• _Short problem_: Produce an exact copy of all the records.

===== Material to process

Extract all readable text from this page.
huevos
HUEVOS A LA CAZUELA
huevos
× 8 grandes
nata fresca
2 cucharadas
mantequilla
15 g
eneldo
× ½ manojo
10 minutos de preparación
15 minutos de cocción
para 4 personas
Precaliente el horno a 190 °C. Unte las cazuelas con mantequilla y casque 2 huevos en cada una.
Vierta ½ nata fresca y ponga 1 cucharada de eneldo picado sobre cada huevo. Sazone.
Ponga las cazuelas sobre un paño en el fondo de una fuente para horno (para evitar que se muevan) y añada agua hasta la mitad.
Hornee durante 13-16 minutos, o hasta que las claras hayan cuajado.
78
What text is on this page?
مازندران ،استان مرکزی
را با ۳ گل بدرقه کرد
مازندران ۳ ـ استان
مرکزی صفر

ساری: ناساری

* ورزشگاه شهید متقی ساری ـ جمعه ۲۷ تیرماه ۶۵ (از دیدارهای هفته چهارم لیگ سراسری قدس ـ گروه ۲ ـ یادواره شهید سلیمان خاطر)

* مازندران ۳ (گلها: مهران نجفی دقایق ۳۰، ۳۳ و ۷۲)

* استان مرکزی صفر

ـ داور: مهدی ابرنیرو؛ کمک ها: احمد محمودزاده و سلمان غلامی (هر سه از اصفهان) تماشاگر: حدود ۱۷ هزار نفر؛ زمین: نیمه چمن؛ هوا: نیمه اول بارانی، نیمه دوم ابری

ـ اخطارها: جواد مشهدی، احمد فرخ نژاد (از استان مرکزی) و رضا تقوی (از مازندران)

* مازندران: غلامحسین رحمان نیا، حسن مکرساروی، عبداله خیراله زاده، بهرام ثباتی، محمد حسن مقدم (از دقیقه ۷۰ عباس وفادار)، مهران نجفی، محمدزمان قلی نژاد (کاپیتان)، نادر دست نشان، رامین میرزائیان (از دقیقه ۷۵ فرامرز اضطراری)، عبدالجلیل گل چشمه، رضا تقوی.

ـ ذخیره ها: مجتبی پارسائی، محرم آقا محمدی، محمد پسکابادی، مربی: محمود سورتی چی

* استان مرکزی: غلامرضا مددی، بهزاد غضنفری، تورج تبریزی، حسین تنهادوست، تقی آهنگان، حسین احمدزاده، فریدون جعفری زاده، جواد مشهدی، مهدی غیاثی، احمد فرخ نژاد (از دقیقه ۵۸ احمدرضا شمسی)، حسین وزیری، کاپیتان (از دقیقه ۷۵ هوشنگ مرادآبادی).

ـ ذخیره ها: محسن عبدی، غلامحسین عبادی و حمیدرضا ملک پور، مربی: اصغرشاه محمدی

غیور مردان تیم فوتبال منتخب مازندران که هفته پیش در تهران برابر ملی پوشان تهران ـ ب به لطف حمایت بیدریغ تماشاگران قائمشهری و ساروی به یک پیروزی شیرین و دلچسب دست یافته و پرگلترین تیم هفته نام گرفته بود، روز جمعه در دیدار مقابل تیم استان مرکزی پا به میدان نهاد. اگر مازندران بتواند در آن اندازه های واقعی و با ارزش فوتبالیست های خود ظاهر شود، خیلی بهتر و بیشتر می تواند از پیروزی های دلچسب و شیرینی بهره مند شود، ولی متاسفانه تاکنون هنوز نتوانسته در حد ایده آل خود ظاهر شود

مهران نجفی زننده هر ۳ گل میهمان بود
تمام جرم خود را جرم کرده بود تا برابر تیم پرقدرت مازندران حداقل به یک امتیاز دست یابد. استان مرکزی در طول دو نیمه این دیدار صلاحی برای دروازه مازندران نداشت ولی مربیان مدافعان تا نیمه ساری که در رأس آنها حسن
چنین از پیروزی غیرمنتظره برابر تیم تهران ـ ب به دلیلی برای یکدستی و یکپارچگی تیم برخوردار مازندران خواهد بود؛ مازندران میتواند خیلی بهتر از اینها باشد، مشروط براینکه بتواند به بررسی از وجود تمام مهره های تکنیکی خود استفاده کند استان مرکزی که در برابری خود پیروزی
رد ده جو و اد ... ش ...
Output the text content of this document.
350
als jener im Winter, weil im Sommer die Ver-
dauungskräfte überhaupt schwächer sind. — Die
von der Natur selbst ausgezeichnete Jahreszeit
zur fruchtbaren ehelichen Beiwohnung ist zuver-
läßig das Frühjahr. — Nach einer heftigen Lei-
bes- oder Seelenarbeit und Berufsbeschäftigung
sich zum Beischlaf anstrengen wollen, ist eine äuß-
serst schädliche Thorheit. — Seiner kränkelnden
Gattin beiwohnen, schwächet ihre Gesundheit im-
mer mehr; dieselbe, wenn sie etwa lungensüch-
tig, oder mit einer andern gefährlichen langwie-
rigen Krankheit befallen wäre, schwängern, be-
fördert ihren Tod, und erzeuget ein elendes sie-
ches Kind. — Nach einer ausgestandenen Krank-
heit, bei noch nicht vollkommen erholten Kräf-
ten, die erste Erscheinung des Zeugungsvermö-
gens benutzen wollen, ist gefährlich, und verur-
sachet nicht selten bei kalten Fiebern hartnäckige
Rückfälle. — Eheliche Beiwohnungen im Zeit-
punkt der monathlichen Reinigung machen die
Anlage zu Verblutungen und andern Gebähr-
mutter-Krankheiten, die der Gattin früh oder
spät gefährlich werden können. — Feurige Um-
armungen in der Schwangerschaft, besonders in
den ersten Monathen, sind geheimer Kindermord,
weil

==========

• _Answer_:
Extract all readable text from this page.
huevos
HUEVOS A LA CAZUELA
huevos
× 8 grandes
nata fresca
2 cucharadas
mantequilla
15 g
eneldo
× ½ manojo
10 minutos de preparación
15 minutos de cocción
para 4 personas
Precaliente el horno a 190 °C. Unte las cazuelas con mantequilla y casque 2 huevos en cada una.
Vierta ½ nata fresca y ponga 1 cucharada de eneldo picado sobre cada huevo. Sazone.
Ponga las cazuelas sobre un paño en el fondo de una fuente para horno (para evitar que se muevan) y añada agua hasta la mitad.
Hornee durante 13-16 minutos, o hasta que las claras hayan cuajado.
78
What text is on this page?
مازندران ،استان مرکزی
را با ۳ گل بدرقه کرد
مازندران ۳ ـ استان
مرکزی صفر

ساری: ناساری

* ورزشگاه شهید متقی ساری ـ جمعه ۲۷ تیرماه ۶۵ (از دیدارهای هفته چهارم لیگ سراسری قدس ـ گروه ۲ ـ یادواره شهید سلیمان خاطر)

* مازندران ۳ (گلها: مهران نجفی دقایق ۳۰، ۳۳ و ۷۲)

* استان مرکزی صفر

ـ داور: مهدی ابرنیرو؛ کمک ها: احمد محمودزاده و سلمان غلامی (هر سه از اصفهان) تماشاگر: حدود ۱۷ هزار نفر؛ زمین: نیمه چمن؛ هوا: نیمه اول بارانی، نیمه دوم ابری

ـ اخطارها: جواد مشهدی، احمد فرخ نژاد (از استان مرکزی) و رضا تقوی (از مازندران)

* مازندران: غلامحسین رحمان نیا، حسن مکرساروی، عبداله خیراله زاده، بهرام ثباتی، محمد حسن مقدم (از دقیقه ۷۰ عباس وفادار)، مهران نجفی، محمدزمان قلی نژاد (کاپیتان)، نادر دست نشان، رامین میرزائیان (از دقیقه ۷۵ فرامرز اضطراری)، عبدالجلیل گل چشمه، رضا تقوی.

ـ ذخیره ها: مجتبی پارسائی، محرم آقا محمدی، محمد پسکابادی، مربی: محمود سورتی چی

* استان مرکزی: غلامرضا مددی، بهزاد غضنفری، تورج تبریزی، حسین تنهادوست، تقی آهنگان، حسین احمدزاده، فریدون جعفری زاده، جواد مشهدی، مهدی غیاثی، احمد فرخ نژاد (از دقیقه ۵۸ احمدرضا شمسی)، حسین وزیری، کاپیتان (از دقیقه ۷۵ هوشنگ مرادآبادی).

ـ ذخیره ها: محسن عبدی، غلامحسین عبادی و حمیدرضا ملک پور، مربی: اصغرشاه محمدی

غیور مردان تیم فوتبال منتخب مازندران که هفته پیش در تهران برابر ملی پوشان تهران ـ ب به لطف حمایت بیدریغ تماشاگران قائمشهری و ساروی به یک پیروزی شیرین و دلچسب دست یافته و پرگلترین تیم هفته نام گرفته بود، روز جمعه در دیدار مقابل تیم استان مرکزی پا به میدان نهاد. اگر مازندران بتواند در آن اندازه های واقعی و با ارزش فوتبالیست های خود ظاهر شود، خیلی بهتر و بیشتر می تواند از پیروزی های دلچسب و شیرینی بهره مند شود، ولی متاسفانه تاکنون هنوز نتوانسته در حد ایده آل خود ظاهر شود

مهران نجفی زننده هر ۳ گل میهمان بود
تمام جرم خود را جرم کرده بود تا برابر تیم پرقدرت مازندران حداقل به یک امتیاز دست یابد. استان مرکزی در طول دو نیمه این دیدار صلاحی برای دروازه مازندران نداشت ولی مربیان مدافعان تا نیمه ساری که در رأس آنها حسن
چنین از پیروزی غیرمنتظره برابر تیم تهران ـ ب به دلیلی برای یکدستی و یکپارچگی تیم برخوردار مازندران خواهد بود؛ مازندران میتواند خیلی بهتر از اینها باشد، مشروط براینکه بتواند به بررسی از وجود تمام مهره های تکنیکی خود استفاده کند استان مرکزی که در برابری خود پیروزی
رد ده جو و اد ... ش ...
Output the text content of this document.
350
als jener im Winter, weil im Sommer die Ver-
dauungskräfte überhaupt schwächer sind. — Die
von der Natur selbst ausgezeichnete Jahreszeit
zur fruchtbaren ehelichen Beiwohnung ist zuver-
läßig das Frühjahr. — Nach einer heftigen Lei-
bes- oder Seelenarbeit und Berufsbeschäftigung
sich zum Beischlaf anstrengen wollen, ist eine äuß-
serst schädliche Thorheit. — Seiner kränkelnden
Gattin beiwohnen, schwächet ihre Gesundheit im-
mer mehr; dieselbe, wenn sie etwa lungensüch-
tig, oder mit einer andern gefährlichen langwie-
rigen Krankheit befallen wäre, schwängern, be-
fördert ihren Tod, und erzeuget ein elendes sie-
ches Kind. — Nach einer ausgestandenen Krank-
heit, bei noch nicht vollkommen erholten Kräf-
ten, die erste Erscheinung des Zeugungsvermö-
gens benutzen wollen, ist gefährlich, und verur-
sachet nicht selten bei kalten Fiebern hartnäckige
Rückfälle. — Eheliche Beiwohnungen im Zeit-
punkt der monathlichen Reinigung machen die
Anlage zu Verblutungen und andern Gebähr-
mutter-Krankheiten, die der Gattin früh oder
spät gefährlich werden können. — Feurige Um-
armungen in der Schwangerschaft, besonders in
den ersten Monathen, sind geheimer Kindermord,
weil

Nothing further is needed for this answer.